__EXERCISE BRIEF__
Scan the data below for the string "Maya". Copy every line where it appears.

__GIVEN RECORDS__
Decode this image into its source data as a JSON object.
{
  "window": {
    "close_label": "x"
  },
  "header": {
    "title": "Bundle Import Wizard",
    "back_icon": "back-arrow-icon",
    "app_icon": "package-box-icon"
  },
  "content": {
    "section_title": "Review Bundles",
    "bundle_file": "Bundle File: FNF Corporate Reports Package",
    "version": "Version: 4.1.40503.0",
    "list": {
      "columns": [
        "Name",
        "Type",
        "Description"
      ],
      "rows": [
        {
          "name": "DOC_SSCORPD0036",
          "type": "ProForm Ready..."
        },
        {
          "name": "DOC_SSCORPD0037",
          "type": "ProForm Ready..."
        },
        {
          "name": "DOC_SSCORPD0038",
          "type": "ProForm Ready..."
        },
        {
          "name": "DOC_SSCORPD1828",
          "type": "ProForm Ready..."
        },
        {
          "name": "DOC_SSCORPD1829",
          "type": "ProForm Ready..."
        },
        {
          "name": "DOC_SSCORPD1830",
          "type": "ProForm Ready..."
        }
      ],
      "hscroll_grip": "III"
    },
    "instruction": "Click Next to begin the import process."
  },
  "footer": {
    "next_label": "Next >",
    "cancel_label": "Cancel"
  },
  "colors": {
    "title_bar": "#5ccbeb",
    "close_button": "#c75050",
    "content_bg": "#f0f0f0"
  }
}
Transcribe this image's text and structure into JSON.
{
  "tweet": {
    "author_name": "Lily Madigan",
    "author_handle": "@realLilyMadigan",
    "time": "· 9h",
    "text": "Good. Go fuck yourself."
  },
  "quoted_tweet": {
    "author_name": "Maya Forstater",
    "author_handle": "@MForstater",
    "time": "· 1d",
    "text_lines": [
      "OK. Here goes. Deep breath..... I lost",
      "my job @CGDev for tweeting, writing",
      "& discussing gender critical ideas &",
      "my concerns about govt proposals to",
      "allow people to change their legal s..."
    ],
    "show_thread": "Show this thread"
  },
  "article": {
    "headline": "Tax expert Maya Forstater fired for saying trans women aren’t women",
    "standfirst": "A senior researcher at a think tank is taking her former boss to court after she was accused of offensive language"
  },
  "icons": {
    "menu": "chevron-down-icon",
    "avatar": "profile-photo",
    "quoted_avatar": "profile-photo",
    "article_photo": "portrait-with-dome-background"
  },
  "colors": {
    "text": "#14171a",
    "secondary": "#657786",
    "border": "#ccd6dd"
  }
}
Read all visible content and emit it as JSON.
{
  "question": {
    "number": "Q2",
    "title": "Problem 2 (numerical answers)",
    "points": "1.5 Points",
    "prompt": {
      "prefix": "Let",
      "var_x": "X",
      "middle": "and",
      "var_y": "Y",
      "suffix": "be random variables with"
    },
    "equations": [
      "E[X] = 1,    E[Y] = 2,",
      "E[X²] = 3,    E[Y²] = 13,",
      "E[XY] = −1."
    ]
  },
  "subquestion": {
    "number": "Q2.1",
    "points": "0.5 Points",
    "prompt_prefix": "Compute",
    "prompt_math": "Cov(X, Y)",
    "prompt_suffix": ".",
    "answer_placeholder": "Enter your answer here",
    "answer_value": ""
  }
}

__RESULT FOR THIS TASK__
    "author_name": "Maya Forstater",
    "headline": "Tax expert Maya Forstater fired for saying trans women aren’t women",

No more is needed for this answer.